==== SOURCE MATERIAL

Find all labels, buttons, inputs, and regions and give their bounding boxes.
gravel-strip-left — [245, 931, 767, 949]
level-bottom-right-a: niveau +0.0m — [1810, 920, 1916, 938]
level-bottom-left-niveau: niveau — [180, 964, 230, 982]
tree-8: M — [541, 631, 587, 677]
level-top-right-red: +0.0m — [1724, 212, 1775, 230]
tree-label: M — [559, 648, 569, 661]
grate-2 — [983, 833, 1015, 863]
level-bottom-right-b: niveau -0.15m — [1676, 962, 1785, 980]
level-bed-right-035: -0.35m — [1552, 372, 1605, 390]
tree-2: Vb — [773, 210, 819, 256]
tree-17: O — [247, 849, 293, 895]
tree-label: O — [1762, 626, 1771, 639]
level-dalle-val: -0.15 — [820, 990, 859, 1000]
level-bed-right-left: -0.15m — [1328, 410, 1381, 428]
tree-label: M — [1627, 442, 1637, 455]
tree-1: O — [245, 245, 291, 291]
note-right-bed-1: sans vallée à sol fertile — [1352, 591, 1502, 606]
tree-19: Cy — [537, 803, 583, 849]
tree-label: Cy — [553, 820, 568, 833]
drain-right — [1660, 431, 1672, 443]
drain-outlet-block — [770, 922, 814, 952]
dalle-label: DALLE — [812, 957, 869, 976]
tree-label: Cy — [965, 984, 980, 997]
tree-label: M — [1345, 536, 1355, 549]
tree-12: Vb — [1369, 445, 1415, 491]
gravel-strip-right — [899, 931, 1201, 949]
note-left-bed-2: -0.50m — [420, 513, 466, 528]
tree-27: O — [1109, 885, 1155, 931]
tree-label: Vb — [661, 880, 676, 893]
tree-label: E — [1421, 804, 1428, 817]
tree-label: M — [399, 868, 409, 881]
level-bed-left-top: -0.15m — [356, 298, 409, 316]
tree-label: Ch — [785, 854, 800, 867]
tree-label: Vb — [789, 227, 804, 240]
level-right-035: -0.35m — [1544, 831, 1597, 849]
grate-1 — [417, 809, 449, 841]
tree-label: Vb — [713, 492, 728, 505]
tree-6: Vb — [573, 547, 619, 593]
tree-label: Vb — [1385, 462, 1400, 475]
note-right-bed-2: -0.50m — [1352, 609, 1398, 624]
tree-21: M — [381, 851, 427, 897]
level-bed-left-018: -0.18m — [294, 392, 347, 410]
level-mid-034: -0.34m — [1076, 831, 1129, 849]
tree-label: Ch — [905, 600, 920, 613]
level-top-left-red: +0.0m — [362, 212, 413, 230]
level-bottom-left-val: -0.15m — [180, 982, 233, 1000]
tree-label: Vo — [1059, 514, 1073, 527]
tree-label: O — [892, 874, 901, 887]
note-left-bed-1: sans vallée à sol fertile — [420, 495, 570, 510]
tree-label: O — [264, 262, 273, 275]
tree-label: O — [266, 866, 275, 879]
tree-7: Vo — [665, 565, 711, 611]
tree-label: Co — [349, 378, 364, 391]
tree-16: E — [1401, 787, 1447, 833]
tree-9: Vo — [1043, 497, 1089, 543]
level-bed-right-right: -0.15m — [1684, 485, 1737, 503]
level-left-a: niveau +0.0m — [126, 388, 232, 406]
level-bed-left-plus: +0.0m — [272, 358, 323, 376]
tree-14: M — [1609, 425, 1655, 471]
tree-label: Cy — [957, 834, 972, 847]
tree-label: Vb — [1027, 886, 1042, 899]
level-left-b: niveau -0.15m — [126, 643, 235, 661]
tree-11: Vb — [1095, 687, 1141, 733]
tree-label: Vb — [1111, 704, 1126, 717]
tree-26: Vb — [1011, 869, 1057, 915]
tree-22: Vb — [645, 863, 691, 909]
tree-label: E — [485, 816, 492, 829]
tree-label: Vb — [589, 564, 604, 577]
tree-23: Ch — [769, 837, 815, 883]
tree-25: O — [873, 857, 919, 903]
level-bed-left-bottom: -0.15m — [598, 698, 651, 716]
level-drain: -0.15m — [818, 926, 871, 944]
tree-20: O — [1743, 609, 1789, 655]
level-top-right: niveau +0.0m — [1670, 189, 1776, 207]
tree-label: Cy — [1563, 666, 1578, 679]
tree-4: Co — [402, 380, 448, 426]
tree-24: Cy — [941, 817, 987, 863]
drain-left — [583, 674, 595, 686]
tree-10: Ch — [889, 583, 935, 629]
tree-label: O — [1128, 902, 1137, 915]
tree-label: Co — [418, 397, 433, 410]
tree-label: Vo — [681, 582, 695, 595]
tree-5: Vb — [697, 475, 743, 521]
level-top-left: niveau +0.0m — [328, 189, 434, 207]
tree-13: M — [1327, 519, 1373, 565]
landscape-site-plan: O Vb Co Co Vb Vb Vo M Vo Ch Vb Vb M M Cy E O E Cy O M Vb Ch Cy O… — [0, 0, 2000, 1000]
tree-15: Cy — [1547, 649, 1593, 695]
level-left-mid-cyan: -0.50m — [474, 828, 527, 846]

========

GOAL:
Can you copy all of the rows above character for character, changing nothing and leaving nothing out?

WRITTEN SOLUTION:
Find all labels, buttons, inputs, and regions and give their bounding boxes.
gravel-strip-left — [245, 931, 767, 949]
level-bottom-right-a: niveau +0.0m — [1810, 920, 1916, 938]
level-bottom-left-niveau: niveau — [180, 964, 230, 982]
tree-8: M — [541, 631, 587, 677]
level-top-right-red: +0.0m — [1724, 212, 1775, 230]
tree-label: M — [559, 648, 569, 661]
grate-2 — [983, 833, 1015, 863]
level-bottom-right-b: niveau -0.15m — [1676, 962, 1785, 980]
level-bed-right-035: -0.35m — [1552, 372, 1605, 390]
tree-2: Vb — [773, 210, 819, 256]
tree-17: O — [247, 849, 293, 895]
tree-label: O — [1762, 626, 1771, 639]
level-dalle-val: -0.15 — [820, 990, 859, 1000]
level-bed-right-left: -0.15m — [1328, 410, 1381, 428]
tree-label: M — [1627, 442, 1637, 455]
tree-1: O — [245, 245, 291, 291]
note-right-bed-1: sans vallée à sol fertile — [1352, 591, 1502, 606]
tree-19: Cy — [537, 803, 583, 849]
tree-label: Cy — [553, 820, 568, 833]
drain-right — [1660, 431, 1672, 443]
drain-outlet-block — [770, 922, 814, 952]
dalle-label: DALLE — [812, 957, 869, 976]
tree-label: Cy — [965, 984, 980, 997]
tree-label: M — [1345, 536, 1355, 549]
tree-12: Vb — [1369, 445, 1415, 491]
gravel-strip-right — [899, 931, 1201, 949]
note-left-bed-2: -0.50m — [420, 513, 466, 528]
tree-27: O — [1109, 885, 1155, 931]
tree-label: Vb — [661, 880, 676, 893]
tree-label: E — [1421, 804, 1428, 817]
tree-label: M — [399, 868, 409, 881]
level-bed-left-top: -0.15m — [356, 298, 409, 316]
tree-label: Ch — [785, 854, 800, 867]
tree-label: Vb — [789, 227, 804, 240]
level-right-035: -0.35m — [1544, 831, 1597, 849]
grate-1 — [417, 809, 449, 841]
tree-label: Vb — [713, 492, 728, 505]
tree-6: Vb — [573, 547, 619, 593]
tree-label: Vb — [1385, 462, 1400, 475]
note-right-bed-2: -0.50m — [1352, 609, 1398, 624]
tree-21: M — [381, 851, 427, 897]
level-bed-left-018: -0.18m — [294, 392, 347, 410]
level-mid-034: -0.34m — [1076, 831, 1129, 849]
tree-label: Ch — [905, 600, 920, 613]
level-top-left-red: +0.0m — [362, 212, 413, 230]
level-bottom-left-val: -0.15m — [180, 982, 233, 1000]
tree-label: Vo — [1059, 514, 1073, 527]
tree-label: O — [892, 874, 901, 887]
note-left-bed-1: sans vallée à sol fertile — [420, 495, 570, 510]
tree-label: O — [264, 262, 273, 275]
tree-label: O — [266, 866, 275, 879]
tree-7: Vo — [665, 565, 711, 611]
tree-label: Co — [349, 378, 364, 391]
tree-16: E — [1401, 787, 1447, 833]
tree-9: Vo — [1043, 497, 1089, 543]
level-bed-right-right: -0.15m — [1684, 485, 1737, 503]
level-left-a: niveau +0.0m — [126, 388, 232, 406]
level-bed-left-plus: +0.0m — [272, 358, 323, 376]
tree-14: M — [1609, 425, 1655, 471]
tree-label: Cy — [957, 834, 972, 847]
tree-label: Vb — [1027, 886, 1042, 899]
level-left-b: niveau -0.15m — [126, 643, 235, 661]
tree-11: Vb — [1095, 687, 1141, 733]
tree-label: Vb — [1111, 704, 1126, 717]
tree-26: Vb — [1011, 869, 1057, 915]
tree-22: Vb — [645, 863, 691, 909]
tree-label: E — [485, 816, 492, 829]
tree-label: Vb — [589, 564, 604, 577]
tree-23: Ch — [769, 837, 815, 883]
tree-25: O — [873, 857, 919, 903]
level-bed-left-bottom: -0.15m — [598, 698, 651, 716]
level-drain: -0.15m — [818, 926, 871, 944]
tree-20: O — [1743, 609, 1789, 655]
level-top-right: niveau +0.0m — [1670, 189, 1776, 207]
tree-label: Cy — [1563, 666, 1578, 679]
tree-4: Co — [402, 380, 448, 426]
tree-24: Cy — [941, 817, 987, 863]
drain-left — [583, 674, 595, 686]
tree-10: Ch — [889, 583, 935, 629]
tree-label: O — [1128, 902, 1137, 915]
tree-label: Co — [418, 397, 433, 410]
tree-label: Vo — [681, 582, 695, 595]
tree-5: Vb — [697, 475, 743, 521]
level-top-left: niveau +0.0m — [328, 189, 434, 207]
tree-13: M — [1327, 519, 1373, 565]
landscape-site-plan: O Vb Co Co Vb Vb Vo M Vo Ch Vb Vb M M Cy E O E Cy O M Vb Ch Cy O… — [0, 0, 2000, 1000]
tree-15: Cy — [1547, 649, 1593, 695]
level-left-mid-cyan: -0.50m — [474, 828, 527, 846]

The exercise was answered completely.